▶ **GIVEN PROBLEM**
Could you give the data below again, exactly and completely?
• • • • •
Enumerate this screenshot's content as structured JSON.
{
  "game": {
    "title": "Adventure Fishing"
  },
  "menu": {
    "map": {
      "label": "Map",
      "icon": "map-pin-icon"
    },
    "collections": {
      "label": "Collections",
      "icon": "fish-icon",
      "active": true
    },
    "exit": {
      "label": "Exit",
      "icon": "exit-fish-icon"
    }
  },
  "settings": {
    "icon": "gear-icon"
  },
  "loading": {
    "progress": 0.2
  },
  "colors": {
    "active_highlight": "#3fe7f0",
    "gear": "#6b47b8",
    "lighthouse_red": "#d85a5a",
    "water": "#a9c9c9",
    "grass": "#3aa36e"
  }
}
• • • • •
▶ **SOLUTION FOR THIS TASK**
Enumerate this screenshot's content as structured JSON.
{
  "game": {
    "title": "Adventure Fishing"
  },
  "menu": {
    "map": {
      "label": "Map",
      "icon": "map-pin-icon"
    },
    "collections": {
      "label": "Collections",
      "icon": "fish-icon",
      "active": true
    },
    "exit": {
      "label": "Exit",
      "icon": "exit-fish-icon"
    }
  },
  "settings": {
    "icon": "gear-icon"
  },
  "loading": {
    "progress": 0.2
  },
  "colors": {
    "active_highlight": "#3fe7f0",
    "gear": "#6b47b8",
    "lighthouse_red": "#d85a5a",
    "water": "#a9c9c9",
    "grass": "#3aa36e"
  }
}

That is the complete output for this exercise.